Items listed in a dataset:
● ● ●
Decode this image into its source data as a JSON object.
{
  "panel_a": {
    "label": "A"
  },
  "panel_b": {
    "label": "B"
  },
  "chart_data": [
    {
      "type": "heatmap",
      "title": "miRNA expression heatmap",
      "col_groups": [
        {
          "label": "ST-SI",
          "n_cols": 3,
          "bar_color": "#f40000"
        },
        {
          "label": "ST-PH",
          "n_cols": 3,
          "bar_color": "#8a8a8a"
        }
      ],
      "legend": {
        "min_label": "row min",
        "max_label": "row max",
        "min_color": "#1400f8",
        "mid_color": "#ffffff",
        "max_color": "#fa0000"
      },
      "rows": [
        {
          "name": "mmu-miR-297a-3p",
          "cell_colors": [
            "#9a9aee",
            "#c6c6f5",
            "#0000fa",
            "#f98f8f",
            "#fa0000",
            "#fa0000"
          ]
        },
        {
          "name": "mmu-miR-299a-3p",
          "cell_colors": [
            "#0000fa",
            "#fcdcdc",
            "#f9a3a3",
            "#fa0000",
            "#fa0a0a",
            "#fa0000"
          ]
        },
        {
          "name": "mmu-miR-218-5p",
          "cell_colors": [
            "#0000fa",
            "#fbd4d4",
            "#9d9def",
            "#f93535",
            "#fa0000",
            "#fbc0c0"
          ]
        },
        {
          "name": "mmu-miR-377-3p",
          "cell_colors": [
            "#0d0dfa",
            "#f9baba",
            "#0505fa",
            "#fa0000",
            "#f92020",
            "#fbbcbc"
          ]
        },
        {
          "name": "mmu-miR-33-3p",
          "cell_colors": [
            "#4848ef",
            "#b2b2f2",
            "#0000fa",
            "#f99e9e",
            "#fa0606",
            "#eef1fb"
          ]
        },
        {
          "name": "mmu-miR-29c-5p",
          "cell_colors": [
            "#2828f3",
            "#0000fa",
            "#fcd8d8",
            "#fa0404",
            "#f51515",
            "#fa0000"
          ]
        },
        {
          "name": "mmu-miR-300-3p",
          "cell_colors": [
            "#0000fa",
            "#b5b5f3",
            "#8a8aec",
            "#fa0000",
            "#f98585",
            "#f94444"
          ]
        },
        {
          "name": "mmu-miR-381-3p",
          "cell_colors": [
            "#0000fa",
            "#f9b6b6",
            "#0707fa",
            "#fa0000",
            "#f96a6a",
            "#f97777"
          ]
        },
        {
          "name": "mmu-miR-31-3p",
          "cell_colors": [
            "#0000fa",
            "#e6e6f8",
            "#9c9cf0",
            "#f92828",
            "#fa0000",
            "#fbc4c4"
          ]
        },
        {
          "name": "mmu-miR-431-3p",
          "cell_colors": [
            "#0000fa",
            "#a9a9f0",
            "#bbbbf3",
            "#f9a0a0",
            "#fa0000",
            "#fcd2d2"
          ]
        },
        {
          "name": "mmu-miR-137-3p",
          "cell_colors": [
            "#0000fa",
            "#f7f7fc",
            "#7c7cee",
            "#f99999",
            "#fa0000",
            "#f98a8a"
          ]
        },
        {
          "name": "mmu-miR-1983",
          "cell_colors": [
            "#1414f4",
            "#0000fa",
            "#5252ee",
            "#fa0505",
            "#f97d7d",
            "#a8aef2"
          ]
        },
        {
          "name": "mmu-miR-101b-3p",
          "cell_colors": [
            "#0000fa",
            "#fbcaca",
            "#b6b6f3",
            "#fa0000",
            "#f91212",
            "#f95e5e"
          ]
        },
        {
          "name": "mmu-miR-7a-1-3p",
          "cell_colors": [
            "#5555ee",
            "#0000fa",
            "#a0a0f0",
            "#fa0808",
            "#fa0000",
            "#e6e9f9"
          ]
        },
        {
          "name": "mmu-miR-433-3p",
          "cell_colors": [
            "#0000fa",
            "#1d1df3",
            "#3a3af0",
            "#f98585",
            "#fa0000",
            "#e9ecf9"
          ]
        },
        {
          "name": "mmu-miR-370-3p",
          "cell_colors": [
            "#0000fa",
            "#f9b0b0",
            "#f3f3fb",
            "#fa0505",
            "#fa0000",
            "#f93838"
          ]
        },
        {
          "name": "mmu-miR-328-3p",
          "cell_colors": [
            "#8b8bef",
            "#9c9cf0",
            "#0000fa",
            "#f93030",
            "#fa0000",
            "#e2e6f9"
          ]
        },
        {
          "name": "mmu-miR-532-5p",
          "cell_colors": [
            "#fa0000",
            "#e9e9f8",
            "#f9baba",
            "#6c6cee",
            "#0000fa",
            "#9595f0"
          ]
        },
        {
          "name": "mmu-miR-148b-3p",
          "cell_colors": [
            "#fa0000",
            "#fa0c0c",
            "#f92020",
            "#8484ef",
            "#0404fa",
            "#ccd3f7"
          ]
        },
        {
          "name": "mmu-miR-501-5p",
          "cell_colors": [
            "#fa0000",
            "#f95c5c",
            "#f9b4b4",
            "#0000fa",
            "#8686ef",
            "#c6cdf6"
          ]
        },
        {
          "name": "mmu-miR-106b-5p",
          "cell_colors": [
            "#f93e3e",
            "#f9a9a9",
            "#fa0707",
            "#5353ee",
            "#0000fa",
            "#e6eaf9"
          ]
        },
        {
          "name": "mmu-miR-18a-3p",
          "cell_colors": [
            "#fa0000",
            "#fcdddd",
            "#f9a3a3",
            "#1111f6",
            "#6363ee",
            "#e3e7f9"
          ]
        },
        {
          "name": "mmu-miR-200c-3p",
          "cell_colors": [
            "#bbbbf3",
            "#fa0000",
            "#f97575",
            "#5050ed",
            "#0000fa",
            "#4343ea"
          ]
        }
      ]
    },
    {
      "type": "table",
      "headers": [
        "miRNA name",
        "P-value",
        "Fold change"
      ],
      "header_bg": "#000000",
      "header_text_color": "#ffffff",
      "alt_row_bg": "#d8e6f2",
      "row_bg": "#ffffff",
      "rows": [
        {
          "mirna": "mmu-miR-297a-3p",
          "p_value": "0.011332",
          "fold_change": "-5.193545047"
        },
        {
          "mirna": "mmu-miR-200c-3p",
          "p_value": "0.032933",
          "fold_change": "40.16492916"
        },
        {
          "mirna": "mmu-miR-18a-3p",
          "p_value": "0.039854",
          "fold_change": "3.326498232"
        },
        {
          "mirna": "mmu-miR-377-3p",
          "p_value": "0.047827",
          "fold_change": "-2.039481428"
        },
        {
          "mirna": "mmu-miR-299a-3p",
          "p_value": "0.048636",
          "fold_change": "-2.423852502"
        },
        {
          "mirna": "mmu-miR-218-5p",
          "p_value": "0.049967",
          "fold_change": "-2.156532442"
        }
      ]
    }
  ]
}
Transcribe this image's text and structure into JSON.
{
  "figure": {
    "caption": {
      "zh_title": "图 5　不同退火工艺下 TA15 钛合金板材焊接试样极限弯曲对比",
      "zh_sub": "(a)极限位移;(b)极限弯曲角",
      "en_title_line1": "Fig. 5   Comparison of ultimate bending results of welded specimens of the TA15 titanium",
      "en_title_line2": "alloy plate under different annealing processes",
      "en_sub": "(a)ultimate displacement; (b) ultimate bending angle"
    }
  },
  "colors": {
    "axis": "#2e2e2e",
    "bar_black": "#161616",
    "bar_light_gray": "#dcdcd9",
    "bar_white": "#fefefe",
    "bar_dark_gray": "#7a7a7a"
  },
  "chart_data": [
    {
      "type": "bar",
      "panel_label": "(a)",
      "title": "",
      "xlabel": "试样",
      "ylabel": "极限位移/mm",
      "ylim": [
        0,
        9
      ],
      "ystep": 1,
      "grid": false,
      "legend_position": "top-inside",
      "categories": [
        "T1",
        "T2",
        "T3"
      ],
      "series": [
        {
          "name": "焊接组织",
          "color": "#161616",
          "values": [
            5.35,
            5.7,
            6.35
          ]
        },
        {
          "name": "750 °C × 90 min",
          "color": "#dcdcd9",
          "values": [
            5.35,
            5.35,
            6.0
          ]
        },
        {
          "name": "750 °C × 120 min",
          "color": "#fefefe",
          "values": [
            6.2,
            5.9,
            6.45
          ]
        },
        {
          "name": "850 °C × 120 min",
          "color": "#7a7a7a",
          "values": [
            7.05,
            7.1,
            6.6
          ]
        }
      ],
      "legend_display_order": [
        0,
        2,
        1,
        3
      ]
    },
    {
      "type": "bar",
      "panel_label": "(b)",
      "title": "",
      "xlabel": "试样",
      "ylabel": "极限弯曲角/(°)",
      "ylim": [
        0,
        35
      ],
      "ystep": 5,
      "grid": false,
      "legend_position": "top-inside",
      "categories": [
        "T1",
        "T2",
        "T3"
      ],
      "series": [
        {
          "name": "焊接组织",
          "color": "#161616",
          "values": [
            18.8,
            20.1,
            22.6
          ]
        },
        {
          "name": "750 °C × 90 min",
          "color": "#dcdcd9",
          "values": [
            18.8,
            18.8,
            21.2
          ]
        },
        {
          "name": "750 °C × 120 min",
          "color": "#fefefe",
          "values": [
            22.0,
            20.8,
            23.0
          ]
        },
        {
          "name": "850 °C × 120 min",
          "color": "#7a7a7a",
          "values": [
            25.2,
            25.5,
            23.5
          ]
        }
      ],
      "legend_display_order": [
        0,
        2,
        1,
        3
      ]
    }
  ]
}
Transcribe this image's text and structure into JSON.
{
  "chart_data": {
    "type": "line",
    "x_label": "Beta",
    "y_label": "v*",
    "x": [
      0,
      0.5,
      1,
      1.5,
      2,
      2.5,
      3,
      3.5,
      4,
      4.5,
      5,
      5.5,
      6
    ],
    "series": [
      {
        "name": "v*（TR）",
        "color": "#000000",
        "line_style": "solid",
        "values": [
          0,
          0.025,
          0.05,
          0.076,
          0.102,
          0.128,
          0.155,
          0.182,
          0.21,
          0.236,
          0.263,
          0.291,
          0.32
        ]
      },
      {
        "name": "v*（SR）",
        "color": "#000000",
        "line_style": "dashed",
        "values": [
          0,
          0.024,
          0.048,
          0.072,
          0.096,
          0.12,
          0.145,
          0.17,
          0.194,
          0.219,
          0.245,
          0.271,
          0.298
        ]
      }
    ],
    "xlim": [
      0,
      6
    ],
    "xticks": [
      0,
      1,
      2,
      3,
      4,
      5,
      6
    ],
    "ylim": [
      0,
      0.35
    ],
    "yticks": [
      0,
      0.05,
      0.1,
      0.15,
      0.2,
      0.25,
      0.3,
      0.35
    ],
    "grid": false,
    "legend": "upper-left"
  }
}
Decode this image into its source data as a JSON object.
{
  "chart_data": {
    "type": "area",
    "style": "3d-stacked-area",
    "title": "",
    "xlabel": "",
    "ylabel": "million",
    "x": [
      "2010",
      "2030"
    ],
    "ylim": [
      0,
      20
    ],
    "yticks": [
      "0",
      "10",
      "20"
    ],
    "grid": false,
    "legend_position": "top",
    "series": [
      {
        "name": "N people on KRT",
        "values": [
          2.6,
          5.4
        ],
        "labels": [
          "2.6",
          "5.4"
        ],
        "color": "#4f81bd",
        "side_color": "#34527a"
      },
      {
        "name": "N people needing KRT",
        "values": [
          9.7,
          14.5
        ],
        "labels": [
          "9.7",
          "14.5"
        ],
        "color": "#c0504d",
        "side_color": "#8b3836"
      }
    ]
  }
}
● ● ●
◆ Exercise objective
Tally the lines in this data that hold the word "bending" and state only the count.

◆ The reply
2